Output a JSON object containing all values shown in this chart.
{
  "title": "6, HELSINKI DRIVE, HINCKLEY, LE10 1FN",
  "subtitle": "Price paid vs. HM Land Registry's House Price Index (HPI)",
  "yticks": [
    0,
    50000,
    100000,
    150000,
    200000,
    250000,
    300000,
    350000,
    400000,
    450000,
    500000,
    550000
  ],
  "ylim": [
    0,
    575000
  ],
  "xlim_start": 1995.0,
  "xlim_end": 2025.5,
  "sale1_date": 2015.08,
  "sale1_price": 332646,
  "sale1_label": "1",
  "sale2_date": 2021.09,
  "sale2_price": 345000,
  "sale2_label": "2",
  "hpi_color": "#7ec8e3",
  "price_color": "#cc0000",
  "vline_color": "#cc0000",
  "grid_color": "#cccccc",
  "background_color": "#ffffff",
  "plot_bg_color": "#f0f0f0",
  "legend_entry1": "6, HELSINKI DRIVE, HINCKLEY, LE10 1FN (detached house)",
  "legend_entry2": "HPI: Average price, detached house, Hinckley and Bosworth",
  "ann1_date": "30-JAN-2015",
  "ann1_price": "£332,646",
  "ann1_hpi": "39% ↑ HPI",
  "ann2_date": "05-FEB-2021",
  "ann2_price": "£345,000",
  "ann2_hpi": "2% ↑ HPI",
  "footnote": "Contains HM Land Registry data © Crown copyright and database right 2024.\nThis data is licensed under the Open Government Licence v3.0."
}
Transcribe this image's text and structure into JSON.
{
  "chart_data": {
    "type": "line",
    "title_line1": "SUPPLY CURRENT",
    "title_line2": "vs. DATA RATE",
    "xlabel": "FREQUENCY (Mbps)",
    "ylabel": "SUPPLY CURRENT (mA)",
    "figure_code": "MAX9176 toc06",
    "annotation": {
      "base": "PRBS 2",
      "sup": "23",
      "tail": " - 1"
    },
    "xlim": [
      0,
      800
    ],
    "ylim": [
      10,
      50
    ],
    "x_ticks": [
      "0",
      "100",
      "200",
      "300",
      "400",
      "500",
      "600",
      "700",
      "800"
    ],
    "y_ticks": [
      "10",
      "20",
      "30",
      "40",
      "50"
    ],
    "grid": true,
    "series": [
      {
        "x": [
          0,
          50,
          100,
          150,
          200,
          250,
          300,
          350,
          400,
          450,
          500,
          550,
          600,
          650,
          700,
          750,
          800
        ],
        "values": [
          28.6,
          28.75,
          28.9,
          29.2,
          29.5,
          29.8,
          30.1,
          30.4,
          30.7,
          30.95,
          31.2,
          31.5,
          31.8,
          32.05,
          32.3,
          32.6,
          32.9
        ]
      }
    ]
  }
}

_SET EXERCISE_:
Write each line above out exactly.

_EXPECTED ANSWER_:
Output a JSON object containing all values shown in this chart.
{
  "title": "6, HELSINKI DRIVE, HINCKLEY, LE10 1FN",
  "subtitle": "Price paid vs. HM Land Registry's House Price Index (HPI)",
  "yticks": [
    0,
    50000,
    100000,
    150000,
    200000,
    250000,
    300000,
    350000,
    400000,
    450000,
    500000,
    550000
  ],
  "ylim": [
    0,
    575000
  ],
  "xlim_start": 1995.0,
  "xlim_end": 2025.5,
  "sale1_date": 2015.08,
  "sale1_price": 332646,
  "sale1_label": "1",
  "sale2_date": 2021.09,
  "sale2_price": 345000,
  "sale2_label": "2",
  "hpi_color": "#7ec8e3",
  "price_color": "#cc0000",
  "vline_color": "#cc0000",
  "grid_color": "#cccccc",
  "background_color": "#ffffff",
  "plot_bg_color": "#f0f0f0",
  "legend_entry1": "6, HELSINKI DRIVE, HINCKLEY, LE10 1FN (detached house)",
  "legend_entry2": "HPI: Average price, detached house, Hinckley and Bosworth",
  "ann1_date": "30-JAN-2015",
  "ann1_price": "£332,646",
  "ann1_hpi": "39% ↑ HPI",
  "ann2_date": "05-FEB-2021",
  "ann2_price": "£345,000",
  "ann2_hpi": "2% ↑ HPI",
  "footnote": "Contains HM Land Registry data © Crown copyright and database right 2024.\nThis data is licensed under the Open Government Licence v3.0."
}
Transcribe this image's text and structure into JSON.
{
  "chart_data": {
    "type": "line",
    "title_line1": "SUPPLY CURRENT",
    "title_line2": "vs. DATA RATE",
    "xlabel": "FREQUENCY (Mbps)",
    "ylabel": "SUPPLY CURRENT (mA)",
    "figure_code": "MAX9176 toc06",
    "annotation": {
      "base": "PRBS 2",
      "sup": "23",
      "tail": " - 1"
    },
    "xlim": [
      0,
      800
    ],
    "ylim": [
      10,
      50
    ],
    "x_ticks": [
      "0",
      "100",
      "200",
      "300",
      "400",
      "500",
      "600",
      "700",
      "800"
    ],
    "y_ticks": [
      "10",
      "20",
      "30",
      "40",
      "50"
    ],
    "grid": true,
    "series": [
      {
        "x": [
          0,
          50,
          100,
          150,
          200,
          250,
          300,
          350,
          400,
          450,
          500,
          550,
          600,
          650,
          700,
          750,
          800
        ],
        "values": [
          28.6,
          28.75,
          28.9,
          29.2,
          29.5,
          29.8,
          30.1,
          30.4,
          30.7,
          30.95,
          31.2,
          31.5,
          31.8,
          32.05,
          32.3,
          32.6,
          32.9
        ]
      }
    ]
  }
}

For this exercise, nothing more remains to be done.